TEXT -

2024 saw volume increasing across the board from an already high comparable base.  

•       LPG volume was slightly up. The main drivers for growth over the year were Autogas in Spain and France, where recent hybrid systems including LPG developed at an interesting pace. Bulk in France, Portugal and Morocco were also strong contributors, with continued increases in market shares. These strong dynamics were partially offset by softer packed and bulk demand in South Africa. Gross margin grew in line with volume and unit margin remained stable.

•       As regards fuel:

o    In the retail business (service stations representing 51% of fuel volume and 55% of fuel gross margin) volume grew by +1% over the year. Gross margin decreased by -10%, driven by

§   Increasing volume in East Africa, with Kenya, Ethiopia and Rwanda leading the way thanks to the opening of new service-stations. Madagascar also saw significant volume growth over the year, benefiting from optimised inventory management, avoiding product shortage, key competitive advantage. As a reminder, 2023 had seen exceptional elements in Madagascar and in Kenya, leading to a particularly high comparable base on retail gross margins;

§   Activity continued to be very dynamic in the Caribbean, with Jamaica, Barbados, and Guyana performing way above expectations. The situation in Haiti continues to weigh on the global picture. 

o    The Commercial and Industrial business (C&I, representing 27% of fuel volume and 25% of fuel gross margin) increased by 4% in volume and 1% in gross margin over the period, led by Guyana and Barbados. o The aviation segment (representing 19% of fuel volume and 16% of fuel gross margin) was very dynamic with volume growth reaching +25% over 2024 and gross margin at +14%. This performance was driven by Kenya and by the Eastern Caribbean region, where airlines increased their frequencies, but pressure on margins remained high due to the decrease in Oil price and accrued competition.

•       Bitumen volume was up 10% yoy, mainly driven by Togo and South Africa, offsetting the lower demand in Nigeria. When restated for the passthrough of FX impact to customers in 2023, gross margin showed a +14% increase yoy.

SOURCE MATERIAL -
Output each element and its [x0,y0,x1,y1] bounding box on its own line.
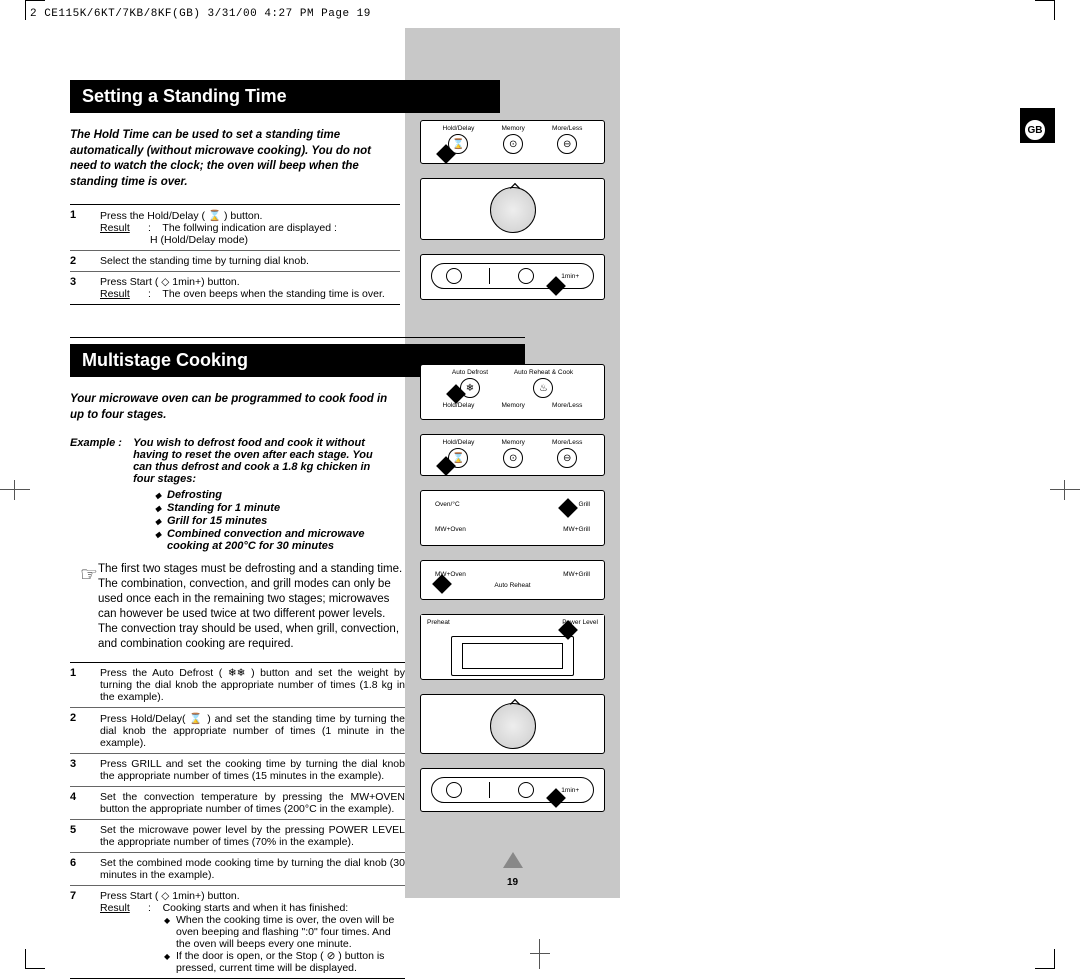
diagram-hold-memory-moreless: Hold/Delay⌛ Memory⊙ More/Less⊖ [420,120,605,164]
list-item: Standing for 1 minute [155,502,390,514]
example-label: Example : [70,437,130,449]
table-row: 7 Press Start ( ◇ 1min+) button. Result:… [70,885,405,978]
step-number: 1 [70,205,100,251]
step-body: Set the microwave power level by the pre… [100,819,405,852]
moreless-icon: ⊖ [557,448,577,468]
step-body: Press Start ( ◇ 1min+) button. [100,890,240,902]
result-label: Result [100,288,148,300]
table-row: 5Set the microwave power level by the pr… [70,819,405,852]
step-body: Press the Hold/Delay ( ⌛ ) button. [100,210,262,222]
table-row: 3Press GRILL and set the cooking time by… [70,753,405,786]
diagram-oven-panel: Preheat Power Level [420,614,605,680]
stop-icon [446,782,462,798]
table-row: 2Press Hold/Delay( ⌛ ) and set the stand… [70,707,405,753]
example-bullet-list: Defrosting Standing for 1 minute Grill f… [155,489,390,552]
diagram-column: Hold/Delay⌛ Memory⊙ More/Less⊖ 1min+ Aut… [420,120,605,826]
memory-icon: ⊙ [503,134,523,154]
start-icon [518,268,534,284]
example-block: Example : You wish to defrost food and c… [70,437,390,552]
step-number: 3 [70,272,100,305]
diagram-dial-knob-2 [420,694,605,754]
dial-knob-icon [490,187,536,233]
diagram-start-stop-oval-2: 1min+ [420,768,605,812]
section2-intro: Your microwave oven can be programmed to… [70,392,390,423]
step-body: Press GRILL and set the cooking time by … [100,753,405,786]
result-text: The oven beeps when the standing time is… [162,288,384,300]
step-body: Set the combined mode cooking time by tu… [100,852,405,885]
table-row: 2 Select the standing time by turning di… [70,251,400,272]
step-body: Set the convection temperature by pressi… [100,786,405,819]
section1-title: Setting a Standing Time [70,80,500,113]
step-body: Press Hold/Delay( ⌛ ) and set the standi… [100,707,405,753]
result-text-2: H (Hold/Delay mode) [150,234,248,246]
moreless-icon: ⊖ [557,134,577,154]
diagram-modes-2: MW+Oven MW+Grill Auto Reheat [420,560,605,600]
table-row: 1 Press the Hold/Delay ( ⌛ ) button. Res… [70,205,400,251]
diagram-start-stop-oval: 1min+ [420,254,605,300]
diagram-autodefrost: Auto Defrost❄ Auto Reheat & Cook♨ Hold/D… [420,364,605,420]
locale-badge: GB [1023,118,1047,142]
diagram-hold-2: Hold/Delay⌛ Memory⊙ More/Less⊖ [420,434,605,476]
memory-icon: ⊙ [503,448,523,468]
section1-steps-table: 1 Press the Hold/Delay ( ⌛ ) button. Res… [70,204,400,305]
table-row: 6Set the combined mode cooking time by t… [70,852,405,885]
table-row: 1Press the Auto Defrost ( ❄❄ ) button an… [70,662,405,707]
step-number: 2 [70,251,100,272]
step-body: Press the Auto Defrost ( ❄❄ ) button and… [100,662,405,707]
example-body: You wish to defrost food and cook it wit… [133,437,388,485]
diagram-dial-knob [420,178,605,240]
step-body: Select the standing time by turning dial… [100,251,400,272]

WRITTEN INSTRUCTION A -
In the records, start at the line containing "diagram-hold-memory-moreless: Hold/Delay⌛ Memory⊙" and stop after the line containing "start-icon [518,268,534,284]". Write those lines out again with "step-body" swapped for "step-text", changing nothing else.
WRITTEN INSTRUCTION B -
Write the next part of the text on 2024 LPG, fuel and bitumen volumes, starting where it stops.

WRITTEN ANSWER A -
diagram-hold-memory-moreless: Hold/Delay⌛ Memory⊙ More/Less⊖ [420,120,605,164]
list-item: Standing for 1 minute [155,502,390,514]
example-label: Example : [70,437,130,449]
table-row: 7 Press Start ( ◇ 1min+) button. Result:… [70,885,405,978]
step-number: 1 [70,205,100,251]
step-text: Set the microwave power level by the pre… [100,819,405,852]
moreless-icon: ⊖ [557,448,577,468]
step-text: Press Start ( ◇ 1min+) button. [100,890,240,902]
result-label: Result [100,288,148,300]
table-row: 5Set the microwave power level by the pr… [70,819,405,852]
step-text: Press the Hold/Delay ( ⌛ ) button. [100,210,262,222]
table-row: 3Press GRILL and set the cooking time by… [70,753,405,786]
diagram-oven-panel: Preheat Power Level [420,614,605,680]
stop-icon [446,782,462,798]
table-row: 2Press Hold/Delay( ⌛ ) and set the stand… [70,707,405,753]
example-bullet-list: Defrosting Standing for 1 minute Grill f… [155,489,390,552]
diagram-column: Hold/Delay⌛ Memory⊙ More/Less⊖ 1min+ Aut… [420,120,605,826]
memory-icon: ⊙ [503,134,523,154]
start-icon [518,268,534,284]

WRITTEN ANSWER B -
In Q4 2024, margins remained stable yoy despite an increase in volume of +7% yoy, illustrating an improving demand for bitumen and a slight recovery of fuel retail distribution in Africa, but continued pressure on margins. The adjustment in the pricing formula for retail distribution in Kenya which was initially expected to take place in the second half of 2024 has not happened in 2024. This delay generates a gap between Rubis inflow and its costs, thereby degrading margins.

2.     ENERGY DISTRIBUTION - SUPPORT & SERVICES

The dynamics observed since the beginning of 2024 in the Support & Services activity have continued over Q4, leading to a yearly global volume growth of 5% and margins down 10%. 

In the Caribbean, the strong momentum in trading activity pursued its dynamic pace with +30% in volume and +26% gross margin over the year, benefiting fully from the two vessels acquired in 2023.

In Africa, the lower level in bitumen shipping activity was under control over the last quarter with a -18% decrease in volume but improved margins (+19%). Over the year, bitumen shipping was down 33% in volume and 5% in margin.

3.     RENEWABLE ELECTRICITY PRODUCTION – PHOTOSOL

Operational data 

FY 2024

FY 2023

Var %

Assets in operation (MWp)

523 

435 

20%

Electricity production (GWh)

460 

472 

-2%

Sales (in €m)

49 

49 

1%

Over the year 2024, Photosol installed 88MWp, leading its assets in operation to grow by 20% yoy at 523 MWp. The secured portfolio increased by 22% to 1.1 GWp with 184MWp new projects secured over 2024. The pipeline reached 5.4GWp (+24% yoy). Revenue for 2024 stood at €49m, stable vs 2023 despite portfolio expansion, reflecting the impact of lower spot prices, reducing the level of extra-revenue generated by plants temporarily benefitting from spot price and weather-related disruptions.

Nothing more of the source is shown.